--- Begin Stored data ---
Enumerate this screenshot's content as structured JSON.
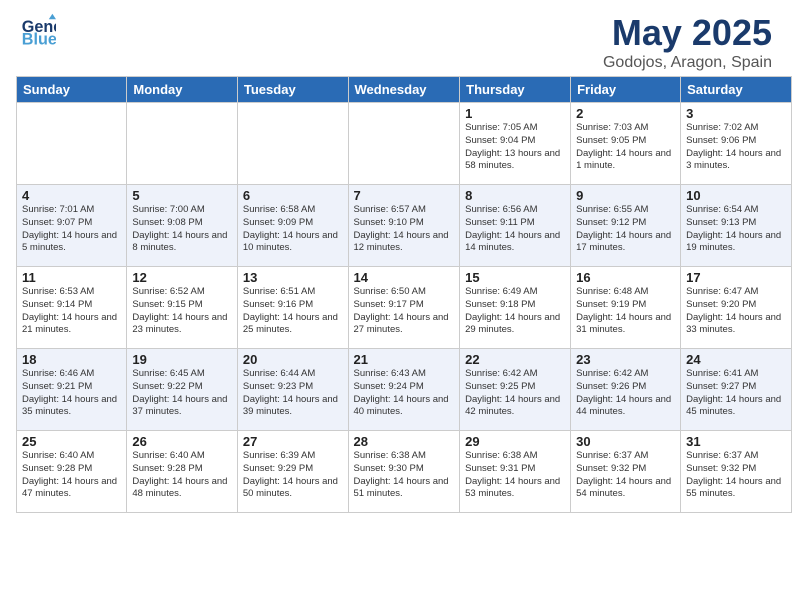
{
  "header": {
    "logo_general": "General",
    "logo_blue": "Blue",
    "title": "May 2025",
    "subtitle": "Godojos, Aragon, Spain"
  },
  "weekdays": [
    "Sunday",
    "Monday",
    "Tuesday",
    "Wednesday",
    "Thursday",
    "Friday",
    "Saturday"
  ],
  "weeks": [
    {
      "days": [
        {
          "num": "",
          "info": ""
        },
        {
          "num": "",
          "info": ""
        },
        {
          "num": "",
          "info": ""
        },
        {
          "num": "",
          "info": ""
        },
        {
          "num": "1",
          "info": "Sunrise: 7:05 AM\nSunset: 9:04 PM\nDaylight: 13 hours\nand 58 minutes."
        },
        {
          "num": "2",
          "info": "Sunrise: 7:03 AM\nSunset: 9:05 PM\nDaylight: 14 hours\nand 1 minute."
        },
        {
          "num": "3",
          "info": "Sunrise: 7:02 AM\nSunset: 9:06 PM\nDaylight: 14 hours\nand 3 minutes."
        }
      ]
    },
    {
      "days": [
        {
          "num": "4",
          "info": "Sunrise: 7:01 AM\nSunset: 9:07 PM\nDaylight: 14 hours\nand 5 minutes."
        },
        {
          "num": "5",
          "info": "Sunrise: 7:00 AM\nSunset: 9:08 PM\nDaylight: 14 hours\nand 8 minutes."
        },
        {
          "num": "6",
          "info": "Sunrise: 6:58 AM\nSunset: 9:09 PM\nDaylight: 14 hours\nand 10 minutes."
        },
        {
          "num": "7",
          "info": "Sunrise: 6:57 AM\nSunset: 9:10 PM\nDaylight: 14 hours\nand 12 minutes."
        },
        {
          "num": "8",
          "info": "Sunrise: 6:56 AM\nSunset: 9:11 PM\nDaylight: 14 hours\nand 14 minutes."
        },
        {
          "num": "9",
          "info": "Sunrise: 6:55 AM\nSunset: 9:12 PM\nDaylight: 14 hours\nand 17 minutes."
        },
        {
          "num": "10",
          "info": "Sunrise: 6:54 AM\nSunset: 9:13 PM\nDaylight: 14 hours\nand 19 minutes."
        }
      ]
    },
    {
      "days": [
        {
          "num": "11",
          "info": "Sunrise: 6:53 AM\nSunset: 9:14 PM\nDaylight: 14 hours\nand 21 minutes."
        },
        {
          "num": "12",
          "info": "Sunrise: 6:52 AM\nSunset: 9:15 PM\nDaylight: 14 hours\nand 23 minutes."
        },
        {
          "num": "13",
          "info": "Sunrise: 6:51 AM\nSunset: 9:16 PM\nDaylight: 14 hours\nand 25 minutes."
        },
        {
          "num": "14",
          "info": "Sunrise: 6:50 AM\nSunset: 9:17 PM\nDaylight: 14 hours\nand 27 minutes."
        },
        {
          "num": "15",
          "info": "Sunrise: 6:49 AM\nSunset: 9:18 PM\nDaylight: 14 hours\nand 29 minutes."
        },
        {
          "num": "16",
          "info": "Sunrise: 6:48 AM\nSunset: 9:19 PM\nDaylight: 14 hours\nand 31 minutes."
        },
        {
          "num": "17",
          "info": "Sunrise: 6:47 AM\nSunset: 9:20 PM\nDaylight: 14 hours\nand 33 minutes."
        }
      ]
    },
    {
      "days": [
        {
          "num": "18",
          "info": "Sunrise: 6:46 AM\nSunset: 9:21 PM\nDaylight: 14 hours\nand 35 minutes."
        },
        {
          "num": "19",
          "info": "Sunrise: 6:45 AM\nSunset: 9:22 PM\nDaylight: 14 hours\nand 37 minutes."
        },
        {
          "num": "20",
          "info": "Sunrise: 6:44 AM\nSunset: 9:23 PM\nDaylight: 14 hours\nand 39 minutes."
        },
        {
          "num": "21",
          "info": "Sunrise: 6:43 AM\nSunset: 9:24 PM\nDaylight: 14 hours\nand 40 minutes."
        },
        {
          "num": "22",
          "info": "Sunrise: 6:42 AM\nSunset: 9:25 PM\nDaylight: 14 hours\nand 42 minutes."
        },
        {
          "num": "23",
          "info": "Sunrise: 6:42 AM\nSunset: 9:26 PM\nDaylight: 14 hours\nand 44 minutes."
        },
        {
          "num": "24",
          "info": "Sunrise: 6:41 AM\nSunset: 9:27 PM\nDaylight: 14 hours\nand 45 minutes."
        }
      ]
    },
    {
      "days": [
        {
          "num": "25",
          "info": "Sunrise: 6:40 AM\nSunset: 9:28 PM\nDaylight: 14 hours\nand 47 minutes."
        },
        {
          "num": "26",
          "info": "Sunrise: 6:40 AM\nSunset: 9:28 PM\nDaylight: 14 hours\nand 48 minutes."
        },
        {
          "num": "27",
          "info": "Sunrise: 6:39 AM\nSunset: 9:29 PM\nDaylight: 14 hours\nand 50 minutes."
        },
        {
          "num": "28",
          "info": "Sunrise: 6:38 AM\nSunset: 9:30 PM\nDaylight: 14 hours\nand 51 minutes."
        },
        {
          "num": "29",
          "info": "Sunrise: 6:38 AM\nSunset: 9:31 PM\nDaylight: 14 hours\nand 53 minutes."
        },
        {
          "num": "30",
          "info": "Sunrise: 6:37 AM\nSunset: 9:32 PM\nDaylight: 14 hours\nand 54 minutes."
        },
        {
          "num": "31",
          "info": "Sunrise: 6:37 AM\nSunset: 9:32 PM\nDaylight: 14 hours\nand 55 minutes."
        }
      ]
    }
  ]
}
--- End Stored data ---
Task objective: Make an exact copy of the data, leaving its pictures out.

The completed task:
Enumerate this screenshot's content as structured JSON.
{
  "header": {
    "logo_general": "General",
    "logo_blue": "Blue",
    "title": "May 2025",
    "subtitle": "Godojos, Aragon, Spain"
  },
  "weekdays": [
    "Sunday",
    "Monday",
    "Tuesday",
    "Wednesday",
    "Thursday",
    "Friday",
    "Saturday"
  ],
  "weeks": [
    {
      "days": [
        {
          "num": "",
          "info": ""
        },
        {
          "num": "",
          "info": ""
        },
        {
          "num": "",
          "info": ""
        },
        {
          "num": "",
          "info": ""
        },
        {
          "num": "1",
          "info": "Sunrise: 7:05 AM\nSunset: 9:04 PM\nDaylight: 13 hours\nand 58 minutes."
        },
        {
          "num": "2",
          "info": "Sunrise: 7:03 AM\nSunset: 9:05 PM\nDaylight: 14 hours\nand 1 minute."
        },
        {
          "num": "3",
          "info": "Sunrise: 7:02 AM\nSunset: 9:06 PM\nDaylight: 14 hours\nand 3 minutes."
        }
      ]
    },
    {
      "days": [
        {
          "num": "4",
          "info": "Sunrise: 7:01 AM\nSunset: 9:07 PM\nDaylight: 14 hours\nand 5 minutes."
        },
        {
          "num": "5",
          "info": "Sunrise: 7:00 AM\nSunset: 9:08 PM\nDaylight: 14 hours\nand 8 minutes."
        },
        {
          "num": "6",
          "info": "Sunrise: 6:58 AM\nSunset: 9:09 PM\nDaylight: 14 hours\nand 10 minutes."
        },
        {
          "num": "7",
          "info": "Sunrise: 6:57 AM\nSunset: 9:10 PM\nDaylight: 14 hours\nand 12 minutes."
        },
        {
          "num": "8",
          "info": "Sunrise: 6:56 AM\nSunset: 9:11 PM\nDaylight: 14 hours\nand 14 minutes."
        },
        {
          "num": "9",
          "info": "Sunrise: 6:55 AM\nSunset: 9:12 PM\nDaylight: 14 hours\nand 17 minutes."
        },
        {
          "num": "10",
          "info": "Sunrise: 6:54 AM\nSunset: 9:13 PM\nDaylight: 14 hours\nand 19 minutes."
        }
      ]
    },
    {
      "days": [
        {
          "num": "11",
          "info": "Sunrise: 6:53 AM\nSunset: 9:14 PM\nDaylight: 14 hours\nand 21 minutes."
        },
        {
          "num": "12",
          "info": "Sunrise: 6:52 AM\nSunset: 9:15 PM\nDaylight: 14 hours\nand 23 minutes."
        },
        {
          "num": "13",
          "info": "Sunrise: 6:51 AM\nSunset: 9:16 PM\nDaylight: 14 hours\nand 25 minutes."
        },
        {
          "num": "14",
          "info": "Sunrise: 6:50 AM\nSunset: 9:17 PM\nDaylight: 14 hours\nand 27 minutes."
        },
        {
          "num": "15",
          "info": "Sunrise: 6:49 AM\nSunset: 9:18 PM\nDaylight: 14 hours\nand 29 minutes."
        },
        {
          "num": "16",
          "info": "Sunrise: 6:48 AM\nSunset: 9:19 PM\nDaylight: 14 hours\nand 31 minutes."
        },
        {
          "num": "17",
          "info": "Sunrise: 6:47 AM\nSunset: 9:20 PM\nDaylight: 14 hours\nand 33 minutes."
        }
      ]
    },
    {
      "days": [
        {
          "num": "18",
          "info": "Sunrise: 6:46 AM\nSunset: 9:21 PM\nDaylight: 14 hours\nand 35 minutes."
        },
        {
          "num": "19",
          "info": "Sunrise: 6:45 AM\nSunset: 9:22 PM\nDaylight: 14 hours\nand 37 minutes."
        },
        {
          "num": "20",
          "info": "Sunrise: 6:44 AM\nSunset: 9:23 PM\nDaylight: 14 hours\nand 39 minutes."
        },
        {
          "num": "21",
          "info": "Sunrise: 6:43 AM\nSunset: 9:24 PM\nDaylight: 14 hours\nand 40 minutes."
        },
        {
          "num": "22",
          "info": "Sunrise: 6:42 AM\nSunset: 9:25 PM\nDaylight: 14 hours\nand 42 minutes."
        },
        {
          "num": "23",
          "info": "Sunrise: 6:42 AM\nSunset: 9:26 PM\nDaylight: 14 hours\nand 44 minutes."
        },
        {
          "num": "24",
          "info": "Sunrise: 6:41 AM\nSunset: 9:27 PM\nDaylight: 14 hours\nand 45 minutes."
        }
      ]
    },
    {
      "days": [
        {
          "num": "25",
          "info": "Sunrise: 6:40 AM\nSunset: 9:28 PM\nDaylight: 14 hours\nand 47 minutes."
        },
        {
          "num": "26",
          "info": "Sunrise: 6:40 AM\nSunset: 9:28 PM\nDaylight: 14 hours\nand 48 minutes."
        },
        {
          "num": "27",
          "info": "Sunrise: 6:39 AM\nSunset: 9:29 PM\nDaylight: 14 hours\nand 50 minutes."
        },
        {
          "num": "28",
          "info": "Sunrise: 6:38 AM\nSunset: 9:30 PM\nDaylight: 14 hours\nand 51 minutes."
        },
        {
          "num": "29",
          "info": "Sunrise: 6:38 AM\nSunset: 9:31 PM\nDaylight: 14 hours\nand 53 minutes."
        },
        {
          "num": "30",
          "info": "Sunrise: 6:37 AM\nSunset: 9:32 PM\nDaylight: 14 hours\nand 54 minutes."
        },
        {
          "num": "31",
          "info": "Sunrise: 6:37 AM\nSunset: 9:32 PM\nDaylight: 14 hours\nand 55 minutes."
        }
      ]
    }
  ]
}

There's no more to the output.